- **Given text**:
--

Wrong Answer in the Archive! Re: decision/high.or.low
Siqi Chen
I pick two numbers, randomly, and tell you one of them. You are
supposed to guess whether this is the lower or higher one of the two
numbers I picked. Can you come up with a method of guessing that does
better than picking the response "low" or "high" randomly (i.e.
probability to guess right > .5) ?
==> decision/high.or.low.s <==
Pick any cumulative probability function P(x) such that a > b ==> P(a)
> P(b). Now if the number shown is y, guess "low" with probability
P(y) and "high" with probability 1-P(y). This strategy yields a
probability of > 1/2 of winning since the probability of being correct
is 1/2 * ((1-P(a)) + P(b)) = 1/2 + (P(b)-P(a)), which is > 1/2 by
assumption.
#1. 1/2 * ((1-P(a)) + P(b)) = 1/2 + (P(b)-P(a)) <-- that doesn't
follow.
#2. P(b) - P(a) < 0, by assumption.
#3. 1/2 * ((1 - P(a) + P(b)) is not the right probability equation.
Shouldn't it be 1/2 * ((1-P(a) + P(a))??
Jonathan Dushoff
: ==> decision/high.or.low.p <==
: supposed to guess whether this is the lower or higher one of the two
: numbers I picked. Can you come up with a method of guessing that does
: better than picking the response "low" or "high" randomly (i.e.
: probability to guess right > .5) ?
: ==> decision/high.or.low.s <==
: Pick any cumulative probability function P(x) such that a > b ==> P(a)
: > P(b). Now if the number shown is y, guess "low" with probability
: P(y) and "high" with probability 1-P(y). This strategy yields a
: probability of > 1/2 of winning since the probability of being correct
: is 1/2 * ((1-P(a)) + P(b)) = 1/2 + (P(b)-P(a)), which is > 1/2 by
: assumption.
: #1. 1/2 * ((1-P(a)) + P(b)) = 1/2 + (P(b)-P(a)) <-- that doesn't
: follow.
Sure it does.
You are right that the solution is confused, though. Not only does it
seem to suddenly switch a and b, but it also has the probability of
guessing "low" increase as the number increases, which is clearly wrong.

--

- **Provided information**:
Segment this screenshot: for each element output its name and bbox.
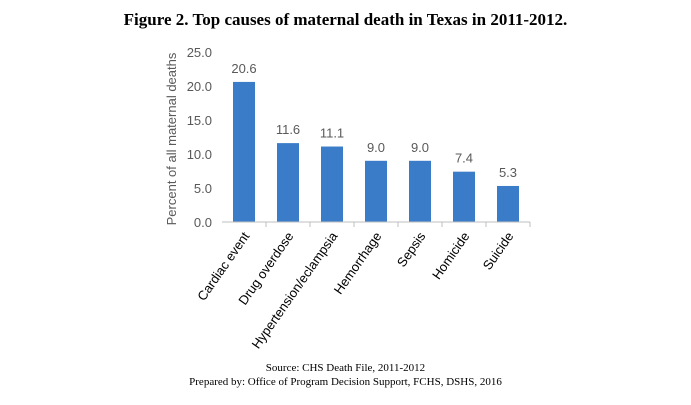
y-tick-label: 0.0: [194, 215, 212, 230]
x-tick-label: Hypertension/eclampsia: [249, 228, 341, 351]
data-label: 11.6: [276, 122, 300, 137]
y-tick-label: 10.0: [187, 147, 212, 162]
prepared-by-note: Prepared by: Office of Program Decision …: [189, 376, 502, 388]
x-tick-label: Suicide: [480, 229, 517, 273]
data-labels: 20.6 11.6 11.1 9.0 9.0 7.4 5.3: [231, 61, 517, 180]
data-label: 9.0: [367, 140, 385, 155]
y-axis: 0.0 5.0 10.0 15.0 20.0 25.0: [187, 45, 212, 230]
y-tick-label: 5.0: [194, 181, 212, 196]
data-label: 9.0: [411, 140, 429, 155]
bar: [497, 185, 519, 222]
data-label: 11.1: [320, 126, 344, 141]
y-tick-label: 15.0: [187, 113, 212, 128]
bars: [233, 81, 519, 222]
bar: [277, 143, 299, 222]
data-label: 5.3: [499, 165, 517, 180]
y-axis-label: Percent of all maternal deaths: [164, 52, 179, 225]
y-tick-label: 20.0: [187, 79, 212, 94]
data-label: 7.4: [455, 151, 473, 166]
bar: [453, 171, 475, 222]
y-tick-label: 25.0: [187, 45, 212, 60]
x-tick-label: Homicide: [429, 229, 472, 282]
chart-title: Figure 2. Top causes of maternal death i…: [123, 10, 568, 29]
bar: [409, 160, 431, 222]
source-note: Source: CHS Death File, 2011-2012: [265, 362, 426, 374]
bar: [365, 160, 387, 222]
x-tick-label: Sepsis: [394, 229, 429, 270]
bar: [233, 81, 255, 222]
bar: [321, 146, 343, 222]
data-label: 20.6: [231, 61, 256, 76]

--

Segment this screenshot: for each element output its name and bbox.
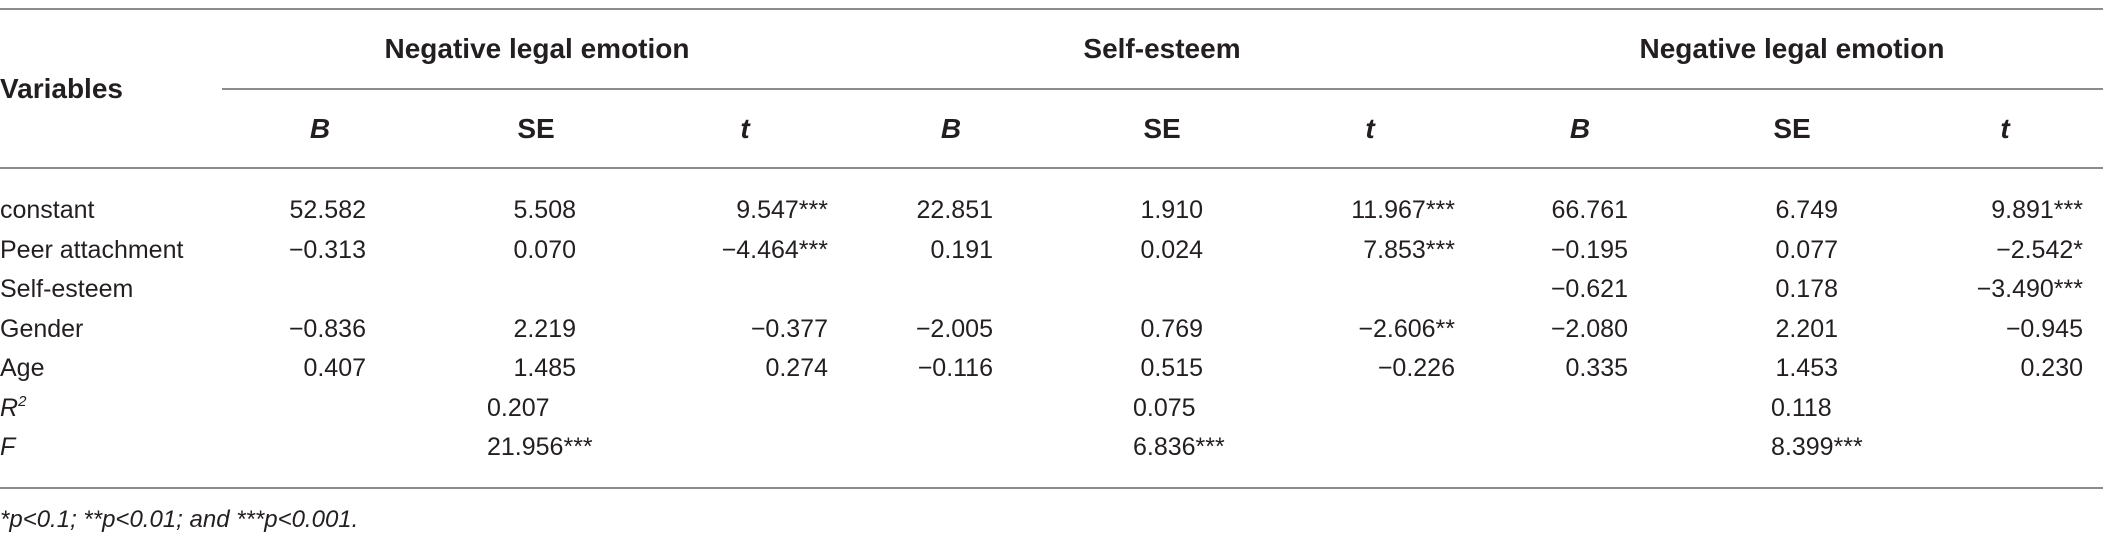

--

- **Work to complete**:
• a. From the thread on the high-or-low guessing puzzle, list every archive entry name that begins with "decision/".
• b. Answer the following from the thread on the high-or-low guessing puzzle:
(i) Above what probability of guessing right must a method do better, according to the puzzle?
(ii) In the posted solution, with what probability is "high" guessed when the number shown is y?
(iii) Which poster answers the first numbered objection with "Sure it does."?
• c. For each statement, say whether it agrees with the thread on the high-or-low guessing puzzle. Support each answer with the deciding words from the thread, quoted exactly.
(i) In the puzzle, the two numbers are picked randomly.
(ii) Jonathan Dushoff accepts the first numbered objection as correct.
(iii) Jonathan Dushoff says the solution makes the probability of guessing "low" decrease as the number increases.

- **Solutions in order**:
• a.
decision/high.or.low
decision/high.or.low.s
decision/high.or.low.p

• b.
(i) .5
(ii) 1-P(y)
(iii) Jonathan Dushoff

• c.
(i) Yes: "I pick two numbers, randomly, and tell you one of them."
(ii) No: "Sure it does."
(iii) No: "it also has the probability of guessing "low" increase as the number increases, which is clearly wrong."